What is asked: Read the data and repeat all of it exactly.

Exercise data:
>>

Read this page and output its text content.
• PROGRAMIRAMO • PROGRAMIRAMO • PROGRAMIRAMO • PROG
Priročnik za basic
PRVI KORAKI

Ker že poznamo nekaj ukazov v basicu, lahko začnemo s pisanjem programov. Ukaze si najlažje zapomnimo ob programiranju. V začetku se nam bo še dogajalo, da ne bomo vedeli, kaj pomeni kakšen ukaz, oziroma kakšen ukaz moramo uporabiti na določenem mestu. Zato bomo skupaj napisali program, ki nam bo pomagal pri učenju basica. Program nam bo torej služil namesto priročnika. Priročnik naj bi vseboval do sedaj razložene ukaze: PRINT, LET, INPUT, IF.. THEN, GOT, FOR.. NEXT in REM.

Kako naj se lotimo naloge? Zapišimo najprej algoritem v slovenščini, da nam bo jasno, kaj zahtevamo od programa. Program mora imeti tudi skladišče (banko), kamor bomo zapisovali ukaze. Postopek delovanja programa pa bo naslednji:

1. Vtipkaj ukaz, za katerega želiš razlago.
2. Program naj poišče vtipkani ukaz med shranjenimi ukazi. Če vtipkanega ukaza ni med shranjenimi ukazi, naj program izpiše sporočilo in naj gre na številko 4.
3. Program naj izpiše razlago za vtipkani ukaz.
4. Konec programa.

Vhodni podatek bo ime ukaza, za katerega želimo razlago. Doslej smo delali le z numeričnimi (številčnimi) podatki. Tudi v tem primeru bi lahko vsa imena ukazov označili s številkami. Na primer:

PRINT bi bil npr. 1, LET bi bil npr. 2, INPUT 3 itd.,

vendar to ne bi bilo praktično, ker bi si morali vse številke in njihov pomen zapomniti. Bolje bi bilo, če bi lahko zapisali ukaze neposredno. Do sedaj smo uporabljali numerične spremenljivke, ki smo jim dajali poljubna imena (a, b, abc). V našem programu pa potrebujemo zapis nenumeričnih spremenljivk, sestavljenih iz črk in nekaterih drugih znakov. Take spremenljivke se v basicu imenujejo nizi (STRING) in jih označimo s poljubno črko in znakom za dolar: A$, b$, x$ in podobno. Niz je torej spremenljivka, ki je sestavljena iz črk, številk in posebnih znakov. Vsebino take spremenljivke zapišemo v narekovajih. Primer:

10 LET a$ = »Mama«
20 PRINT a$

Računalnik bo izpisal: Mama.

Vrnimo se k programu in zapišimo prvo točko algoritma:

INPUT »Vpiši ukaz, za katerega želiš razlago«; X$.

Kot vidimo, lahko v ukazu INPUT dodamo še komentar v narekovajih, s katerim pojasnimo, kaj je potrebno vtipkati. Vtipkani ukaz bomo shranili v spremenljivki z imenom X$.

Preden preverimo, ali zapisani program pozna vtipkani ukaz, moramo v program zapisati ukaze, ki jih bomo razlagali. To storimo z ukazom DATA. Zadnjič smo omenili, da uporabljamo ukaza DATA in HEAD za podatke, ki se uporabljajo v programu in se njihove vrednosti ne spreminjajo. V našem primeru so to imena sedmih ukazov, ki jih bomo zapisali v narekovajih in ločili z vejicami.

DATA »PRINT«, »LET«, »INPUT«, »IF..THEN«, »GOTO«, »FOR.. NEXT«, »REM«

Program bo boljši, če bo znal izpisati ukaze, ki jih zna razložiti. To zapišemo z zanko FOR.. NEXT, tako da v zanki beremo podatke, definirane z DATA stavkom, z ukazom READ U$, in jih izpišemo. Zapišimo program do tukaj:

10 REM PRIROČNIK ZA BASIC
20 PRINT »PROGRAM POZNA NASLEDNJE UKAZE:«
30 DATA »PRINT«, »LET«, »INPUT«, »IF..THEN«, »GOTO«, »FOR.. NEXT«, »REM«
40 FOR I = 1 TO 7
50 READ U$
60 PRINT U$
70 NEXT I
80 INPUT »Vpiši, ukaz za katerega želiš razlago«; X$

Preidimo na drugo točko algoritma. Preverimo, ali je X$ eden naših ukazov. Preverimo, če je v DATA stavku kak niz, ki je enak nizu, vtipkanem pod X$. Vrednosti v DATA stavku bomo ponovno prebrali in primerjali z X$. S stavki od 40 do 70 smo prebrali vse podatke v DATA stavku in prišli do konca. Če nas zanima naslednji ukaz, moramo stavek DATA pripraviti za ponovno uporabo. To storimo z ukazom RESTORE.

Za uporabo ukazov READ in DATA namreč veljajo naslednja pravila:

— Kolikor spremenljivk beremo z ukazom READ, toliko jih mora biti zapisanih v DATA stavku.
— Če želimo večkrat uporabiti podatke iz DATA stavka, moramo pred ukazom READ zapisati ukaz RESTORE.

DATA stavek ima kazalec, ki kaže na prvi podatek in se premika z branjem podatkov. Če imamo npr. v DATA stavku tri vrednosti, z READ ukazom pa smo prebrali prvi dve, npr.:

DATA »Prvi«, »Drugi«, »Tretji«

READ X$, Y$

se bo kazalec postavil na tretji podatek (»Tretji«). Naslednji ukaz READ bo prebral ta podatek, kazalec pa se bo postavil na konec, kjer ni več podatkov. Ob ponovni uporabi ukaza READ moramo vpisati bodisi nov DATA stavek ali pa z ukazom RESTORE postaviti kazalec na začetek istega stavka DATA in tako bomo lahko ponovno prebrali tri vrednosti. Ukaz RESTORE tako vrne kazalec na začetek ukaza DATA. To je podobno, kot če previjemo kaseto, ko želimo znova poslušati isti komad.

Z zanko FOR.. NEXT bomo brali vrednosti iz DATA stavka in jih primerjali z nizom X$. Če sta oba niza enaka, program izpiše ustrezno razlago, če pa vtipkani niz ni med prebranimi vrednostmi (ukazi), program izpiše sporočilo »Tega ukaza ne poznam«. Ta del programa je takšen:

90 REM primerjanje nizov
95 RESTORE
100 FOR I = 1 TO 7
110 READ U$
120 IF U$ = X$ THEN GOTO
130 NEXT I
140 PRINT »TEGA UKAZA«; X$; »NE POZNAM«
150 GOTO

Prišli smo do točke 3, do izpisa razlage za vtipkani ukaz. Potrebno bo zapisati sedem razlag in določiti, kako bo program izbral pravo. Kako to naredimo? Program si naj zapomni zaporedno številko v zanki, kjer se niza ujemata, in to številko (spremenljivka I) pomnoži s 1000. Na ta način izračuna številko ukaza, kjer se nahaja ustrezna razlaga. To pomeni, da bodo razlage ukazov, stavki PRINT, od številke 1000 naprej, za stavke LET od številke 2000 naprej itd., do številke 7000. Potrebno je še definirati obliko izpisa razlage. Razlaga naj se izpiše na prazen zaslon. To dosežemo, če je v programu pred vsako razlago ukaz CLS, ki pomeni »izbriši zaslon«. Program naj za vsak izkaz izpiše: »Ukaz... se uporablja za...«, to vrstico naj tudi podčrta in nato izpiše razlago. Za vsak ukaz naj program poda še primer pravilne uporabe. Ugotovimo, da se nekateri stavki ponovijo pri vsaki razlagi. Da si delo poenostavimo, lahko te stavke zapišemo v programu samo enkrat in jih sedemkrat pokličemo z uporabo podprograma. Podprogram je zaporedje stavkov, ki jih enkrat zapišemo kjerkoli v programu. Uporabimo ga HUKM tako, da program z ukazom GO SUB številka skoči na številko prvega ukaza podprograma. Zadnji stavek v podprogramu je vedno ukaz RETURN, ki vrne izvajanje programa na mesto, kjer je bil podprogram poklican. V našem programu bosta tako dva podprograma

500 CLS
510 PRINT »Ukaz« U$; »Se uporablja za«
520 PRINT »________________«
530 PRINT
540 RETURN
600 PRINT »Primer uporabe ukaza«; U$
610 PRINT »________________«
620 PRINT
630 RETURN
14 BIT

<<

Answer for this exercise:
Read this page and output its text content.
• PROGRAMIRAMO • PROGRAMIRAMO • PROGRAMIRAMO • PROG
Priročnik za basic
PRVI KORAKI

Ker že poznamo nekaj ukazov v basicu, lahko začnemo s pisanjem programov. Ukaze si najlažje zapomnimo ob programiranju. V začetku se nam bo še dogajalo, da ne bomo vedeli, kaj pomeni kakšen ukaz, oziroma kakšen ukaz moramo uporabiti na določenem mestu. Zato bomo skupaj napisali program, ki nam bo pomagal pri učenju basica. Program nam bo torej služil namesto priročnika. Priročnik naj bi vseboval do sedaj razložene ukaze: PRINT, LET, INPUT, IF.. THEN, GOT, FOR.. NEXT in REM.

Kako naj se lotimo naloge? Zapišimo najprej algoritem v slovenščini, da nam bo jasno, kaj zahtevamo od programa. Program mora imeti tudi skladišče (banko), kamor bomo zapisovali ukaze. Postopek delovanja programa pa bo naslednji:

1. Vtipkaj ukaz, za katerega želiš razlago.
2. Program naj poišče vtipkani ukaz med shranjenimi ukazi. Če vtipkanega ukaza ni med shranjenimi ukazi, naj program izpiše sporočilo in naj gre na številko 4.
3. Program naj izpiše razlago za vtipkani ukaz.
4. Konec programa.

Vhodni podatek bo ime ukaza, za katerega želimo razlago. Doslej smo delali le z numeričnimi (številčnimi) podatki. Tudi v tem primeru bi lahko vsa imena ukazov označili s številkami. Na primer:

PRINT bi bil npr. 1, LET bi bil npr. 2, INPUT 3 itd.,

vendar to ne bi bilo praktično, ker bi si morali vse številke in njihov pomen zapomniti. Bolje bi bilo, če bi lahko zapisali ukaze neposredno. Do sedaj smo uporabljali numerične spremenljivke, ki smo jim dajali poljubna imena (a, b, abc). V našem programu pa potrebujemo zapis nenumeričnih spremenljivk, sestavljenih iz črk in nekaterih drugih znakov. Take spremenljivke se v basicu imenujejo nizi (STRING) in jih označimo s poljubno črko in znakom za dolar: A$, b$, x$ in podobno. Niz je torej spremenljivka, ki je sestavljena iz črk, številk in posebnih znakov. Vsebino take spremenljivke zapišemo v narekovajih. Primer:

10 LET a$ = »Mama«
20 PRINT a$

Računalnik bo izpisal: Mama.

Vrnimo se k programu in zapišimo prvo točko algoritma:

INPUT »Vpiši ukaz, za katerega želiš razlago«; X$.

Kot vidimo, lahko v ukazu INPUT dodamo še komentar v narekovajih, s katerim pojasnimo, kaj je potrebno vtipkati. Vtipkani ukaz bomo shranili v spremenljivki z imenom X$.

Preden preverimo, ali zapisani program pozna vtipkani ukaz, moramo v program zapisati ukaze, ki jih bomo razlagali. To storimo z ukazom DATA. Zadnjič smo omenili, da uporabljamo ukaza DATA in HEAD za podatke, ki se uporabljajo v programu in se njihove vrednosti ne spreminjajo. V našem primeru so to imena sedmih ukazov, ki jih bomo zapisali v narekovajih in ločili z vejicami.

DATA »PRINT«, »LET«, »INPUT«, »IF..THEN«, »GOTO«, »FOR.. NEXT«, »REM«

Program bo boljši, če bo znal izpisati ukaze, ki jih zna razložiti. To zapišemo z zanko FOR.. NEXT, tako da v zanki beremo podatke, definirane z DATA stavkom, z ukazom READ U$, in jih izpišemo. Zapišimo program do tukaj:

10 REM PRIROČNIK ZA BASIC
20 PRINT »PROGRAM POZNA NASLEDNJE UKAZE:«
30 DATA »PRINT«, »LET«, »INPUT«, »IF..THEN«, »GOTO«, »FOR.. NEXT«, »REM«
40 FOR I = 1 TO 7
50 READ U$
60 PRINT U$
70 NEXT I
80 INPUT »Vpiši, ukaz za katerega želiš razlago«; X$

Preidimo na drugo točko algoritma. Preverimo, ali je X$ eden naših ukazov. Preverimo, če je v DATA stavku kak niz, ki je enak nizu, vtipkanem pod X$. Vrednosti v DATA stavku bomo ponovno prebrali in primerjali z X$. S stavki od 40 do 70 smo prebrali vse podatke v DATA stavku in prišli do konca. Če nas zanima naslednji ukaz, moramo stavek DATA pripraviti za ponovno uporabo. To storimo z ukazom RESTORE.

Za uporabo ukazov READ in DATA namreč veljajo naslednja pravila:

— Kolikor spremenljivk beremo z ukazom READ, toliko jih mora biti zapisanih v DATA stavku.
— Če želimo večkrat uporabiti podatke iz DATA stavka, moramo pred ukazom READ zapisati ukaz RESTORE.

DATA stavek ima kazalec, ki kaže na prvi podatek in se premika z branjem podatkov. Če imamo npr. v DATA stavku tri vrednosti, z READ ukazom pa smo prebrali prvi dve, npr.:

DATA »Prvi«, »Drugi«, »Tretji«

READ X$, Y$

se bo kazalec postavil na tretji podatek (»Tretji«). Naslednji ukaz READ bo prebral ta podatek, kazalec pa se bo postavil na konec, kjer ni več podatkov. Ob ponovni uporabi ukaza READ moramo vpisati bodisi nov DATA stavek ali pa z ukazom RESTORE postaviti kazalec na začetek istega stavka DATA in tako bomo lahko ponovno prebrali tri vrednosti. Ukaz RESTORE tako vrne kazalec na začetek ukaza DATA. To je podobno, kot če previjemo kaseto, ko želimo znova poslušati isti komad.

Z zanko FOR.. NEXT bomo brali vrednosti iz DATA stavka in jih primerjali z nizom X$. Če sta oba niza enaka, program izpiše ustrezno razlago, če pa vtipkani niz ni med prebranimi vrednostmi (ukazi), program izpiše sporočilo »Tega ukaza ne poznam«. Ta del programa je takšen:

90 REM primerjanje nizov
95 RESTORE
100 FOR I = 1 TO 7
110 READ U$
120 IF U$ = X$ THEN GOTO
130 NEXT I
140 PRINT »TEGA UKAZA«; X$; »NE POZNAM«
150 GOTO

Prišli smo do točke 3, do izpisa razlage za vtipkani ukaz. Potrebno bo zapisati sedem razlag in določiti, kako bo program izbral pravo. Kako to naredimo? Program si naj zapomni zaporedno številko v zanki, kjer se niza ujemata, in to številko (spremenljivka I) pomnoži s 1000. Na ta način izračuna številko ukaza, kjer se nahaja ustrezna razlaga. To pomeni, da bodo razlage ukazov, stavki PRINT, od številke 1000 naprej, za stavke LET od številke 2000 naprej itd., do številke 7000. Potrebno je še definirati obliko izpisa razlage. Razlaga naj se izpiše na prazen zaslon. To dosežemo, če je v programu pred vsako razlago ukaz CLS, ki pomeni »izbriši zaslon«. Program naj za vsak izkaz izpiše: »Ukaz... se uporablja za...«, to vrstico naj tudi podčrta in nato izpiše razlago. Za vsak ukaz naj program poda še primer pravilne uporabe. Ugotovimo, da se nekateri stavki ponovijo pri vsaki razlagi. Da si delo poenostavimo, lahko te stavke zapišemo v programu samo enkrat in jih sedemkrat pokličemo z uporabo podprograma. Podprogram je zaporedje stavkov, ki jih enkrat zapišemo kjerkoli v programu. Uporabimo ga HUKM tako, da program z ukazom GO SUB številka skoči na številko prvega ukaza podprograma. Zadnji stavek v podprogramu je vedno ukaz RETURN, ki vrne izvajanje programa na mesto, kjer je bil podprogram poklican. V našem programu bosta tako dva podprograma

500 CLS
510 PRINT »Ukaz« U$; »Se uporablja za«
520 PRINT »________________«
530 PRINT
540 RETURN
600 PRINT »Primer uporabe ukaza«; U$
610 PRINT »________________«
620 PRINT
630 RETURN
14 BIT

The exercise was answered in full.